------ INFORMATION GIVEN ------

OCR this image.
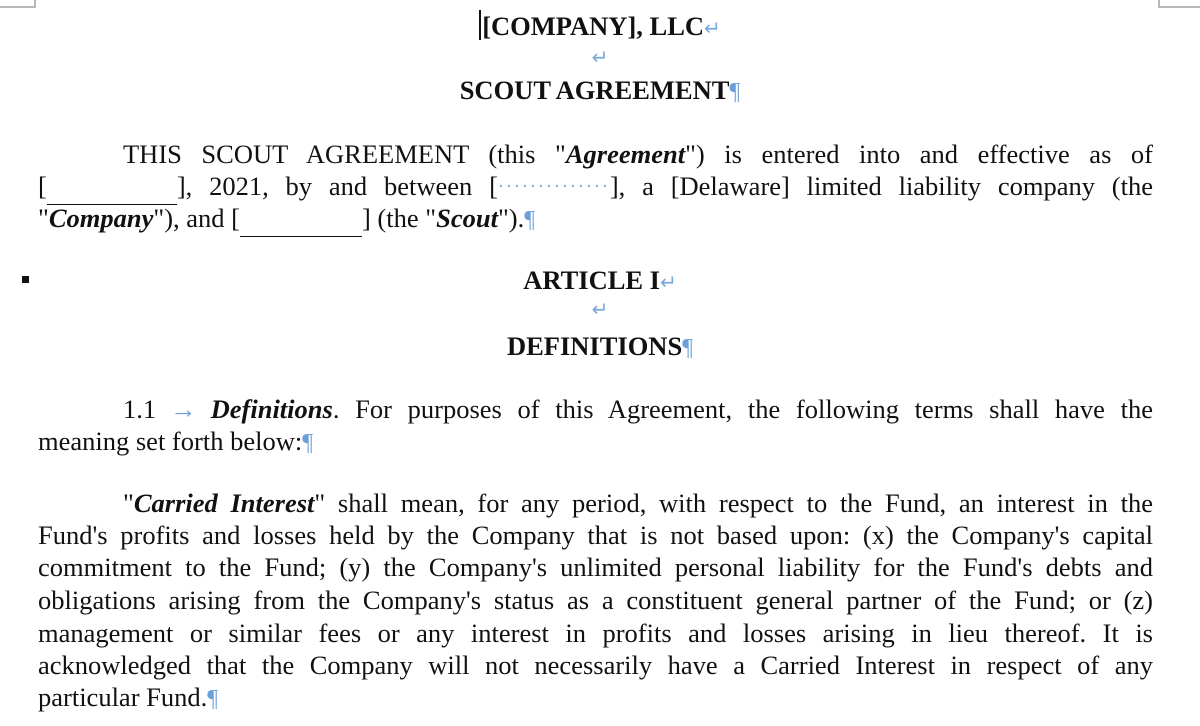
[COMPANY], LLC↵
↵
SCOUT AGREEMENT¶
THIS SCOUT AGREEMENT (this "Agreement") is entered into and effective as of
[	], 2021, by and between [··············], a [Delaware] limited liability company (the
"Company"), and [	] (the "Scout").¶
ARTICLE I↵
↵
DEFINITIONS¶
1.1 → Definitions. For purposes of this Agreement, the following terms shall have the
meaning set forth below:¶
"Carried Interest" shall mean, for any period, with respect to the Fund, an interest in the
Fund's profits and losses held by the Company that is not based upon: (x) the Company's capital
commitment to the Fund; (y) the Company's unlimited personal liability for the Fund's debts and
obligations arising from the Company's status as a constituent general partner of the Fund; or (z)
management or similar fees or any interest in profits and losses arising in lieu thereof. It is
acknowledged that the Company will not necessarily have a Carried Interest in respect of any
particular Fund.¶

------
------ INFORMATION GIVEN ------

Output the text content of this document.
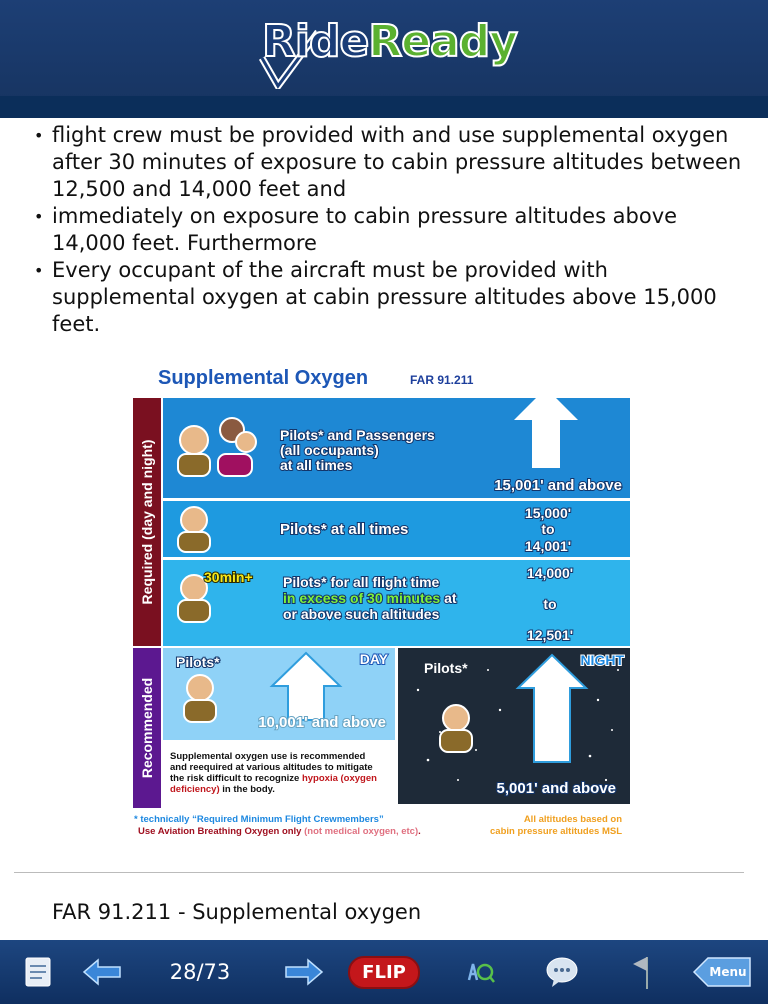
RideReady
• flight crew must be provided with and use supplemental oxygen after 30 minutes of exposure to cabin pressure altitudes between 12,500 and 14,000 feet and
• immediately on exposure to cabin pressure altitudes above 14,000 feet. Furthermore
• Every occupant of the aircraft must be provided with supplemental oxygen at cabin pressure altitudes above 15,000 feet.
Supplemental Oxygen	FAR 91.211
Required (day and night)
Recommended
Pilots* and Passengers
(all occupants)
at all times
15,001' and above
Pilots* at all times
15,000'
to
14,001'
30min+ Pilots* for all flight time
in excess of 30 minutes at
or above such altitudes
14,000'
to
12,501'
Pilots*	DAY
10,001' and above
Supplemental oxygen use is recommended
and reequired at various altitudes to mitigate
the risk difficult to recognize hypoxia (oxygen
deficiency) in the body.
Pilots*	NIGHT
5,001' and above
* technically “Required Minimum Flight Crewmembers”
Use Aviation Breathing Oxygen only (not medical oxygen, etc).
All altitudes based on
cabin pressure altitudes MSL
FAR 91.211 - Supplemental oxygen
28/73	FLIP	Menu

------

WORK REQUIRED:
Say how many lines in the records hold "cabin", with the number as the whole reply.

EXPECTED ANSWER:
4